- [Problems to work on]
A) From the set covering text below, print the passage from "# Main properties" up to and including "self.problem = copy.copy(prob)".
B) Translate this sentence from the set covering text below into Spanish: "Here each ant has to select a set to cover in each step giving the idea of a path followed by the ant."
C) According to the set covering text below, what process enhances exploration in this case?

In this solution the heurstic and pheromone information are defined around the sets, this is a key point that allows the use of an Ant Colony Optimization problem definition for the set covering problem, given that it is not very straightforward to find the conditions that allow using this algorithm for any kind of problem. Here each ant has to select a set to cover in each step giving the idea of a path followed by the ant. The method introduces monte carlo perturbations to set the probability of each set after every iteration over the colony.

The main idea behind the basic definition of Max-Min Ant System is to define an upper and lower limit for the pheromone values to give the algorithm a higher chance to escape from local minima. In this case the exploration is also enhanced by a simulated annealing process given by the Metropolis Hastings condition. In order to see the main method using the probability based on the uncovered sets and elements we can go to the method *cover_next_set* where the whole step by step covering process takes place. This reflects the proposal of *Ren, Feng et al.*

In [228]:
class Ant:
    
    # Main properties of the class
    problem = Problem()
    pheromone = None
    heuristic_information = None
    
    # MAKE SURE THIS PARAMETER IS GOING TO BE USED. SUPOSEDLY USED IN THE PROBABILITY TO PICK A SET IN THE CONSTRUCTION
    beta = None
    
    def __init__(self, prob, pher, heur_inf, b):
        self.problem = copy.copy(prob)

- [Supplied data]
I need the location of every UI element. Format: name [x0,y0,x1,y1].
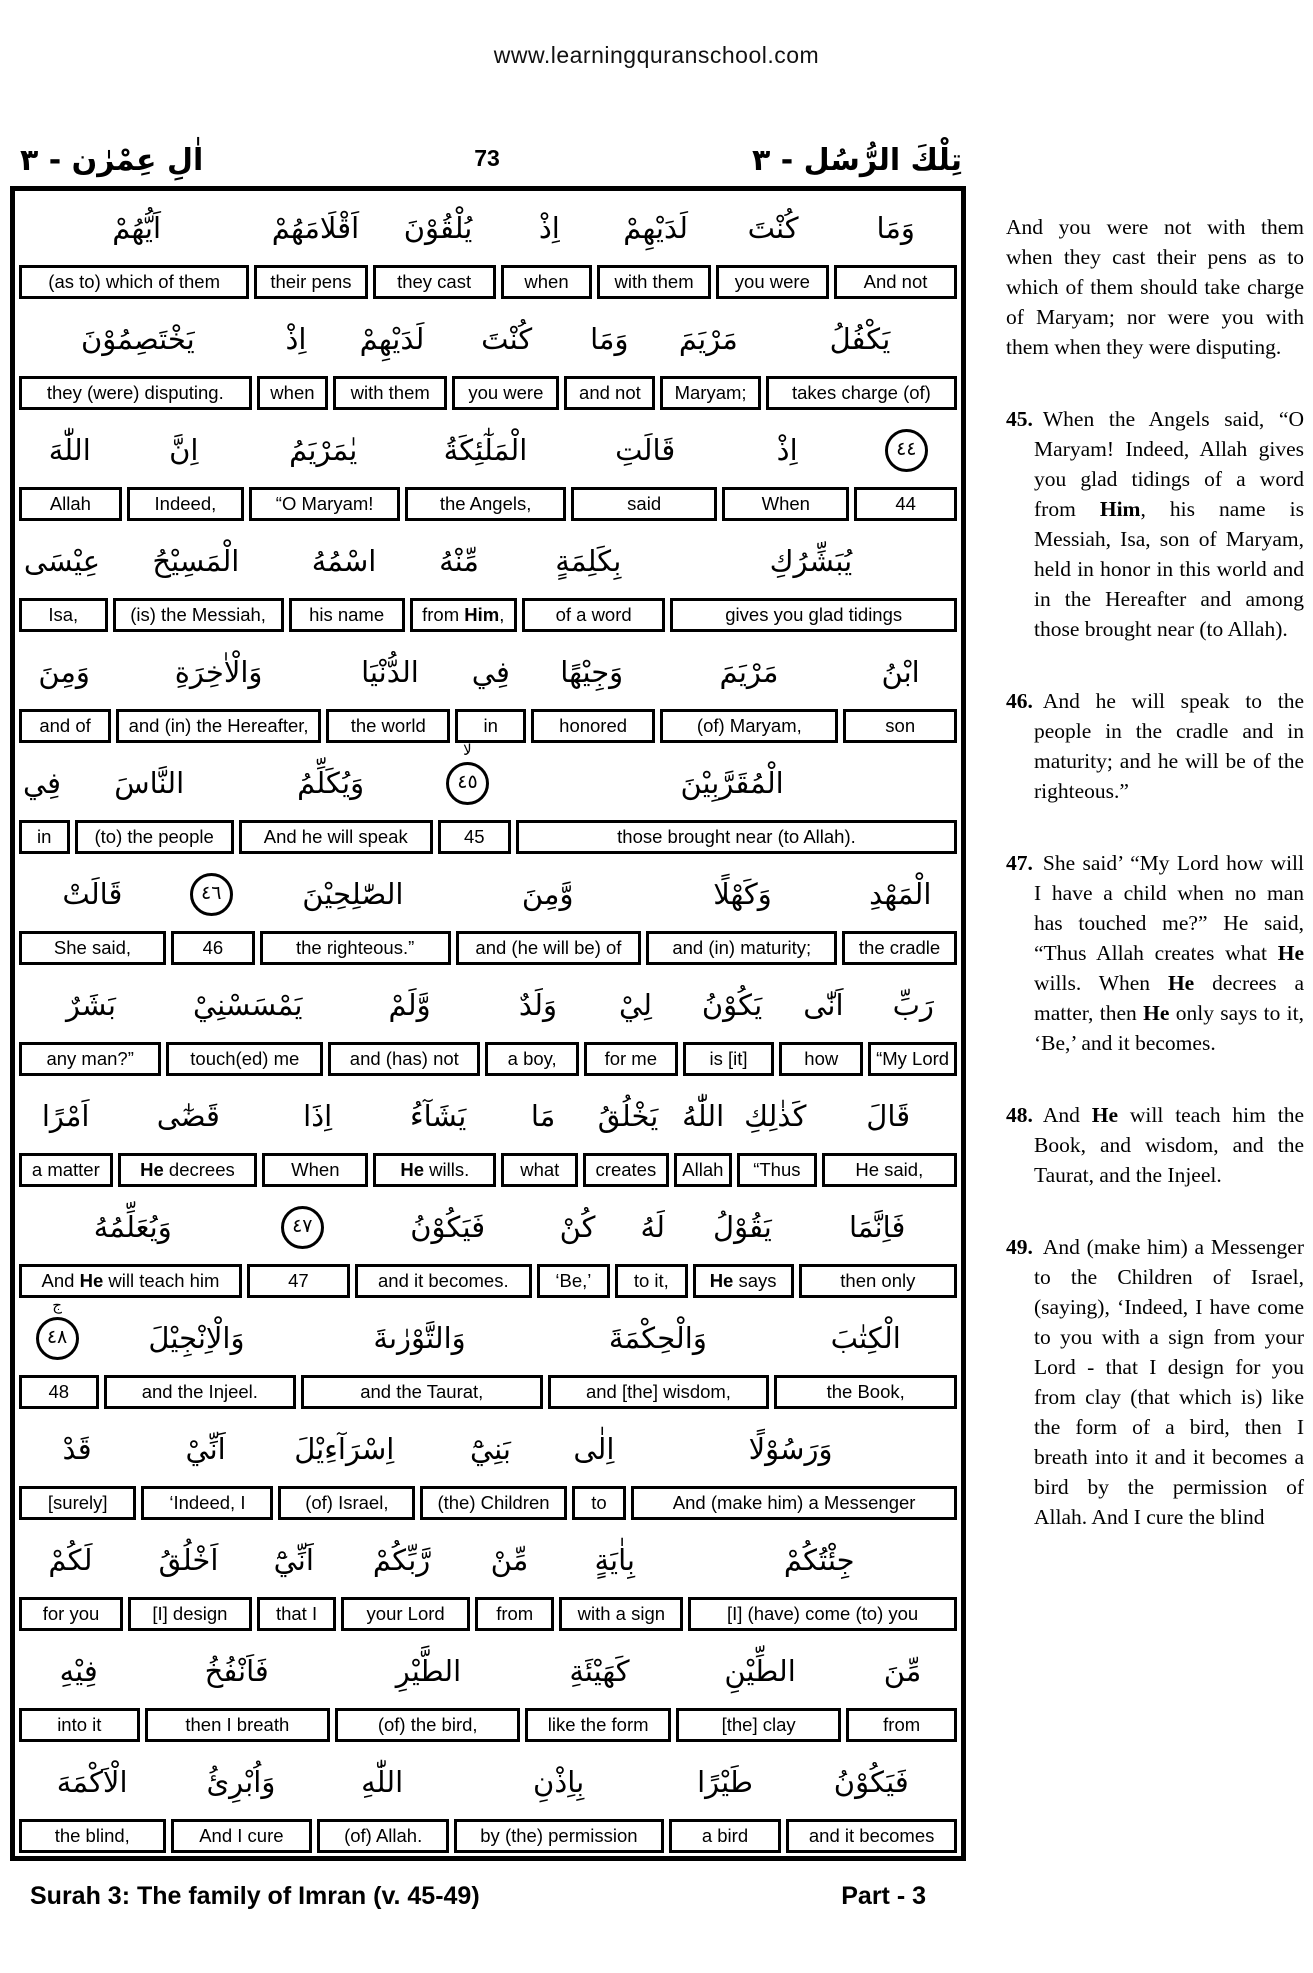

- [In response]
A)
# Main properties of the class
    problem = Problem()
    pheromone = None
    heuristic_information = None
    
    # MAKE SURE THIS PARAMETER IS GOING TO BE USED. SUPOSEDLY USED IN THE PROBABILITY TO PICK A SET IN THE CONSTRUCTION
    beta = None
    
    def __init__(self, prob, pher, heur_inf, b):
        self.problem = copy.copy(prob)

B) Aquí cada hormiga tiene que seleccionar un conjunto para cubrir en cada paso, lo que da la idea de un camino seguido por la hormiga.

C) A simulated annealing process given by the Metropolis Hastings condition.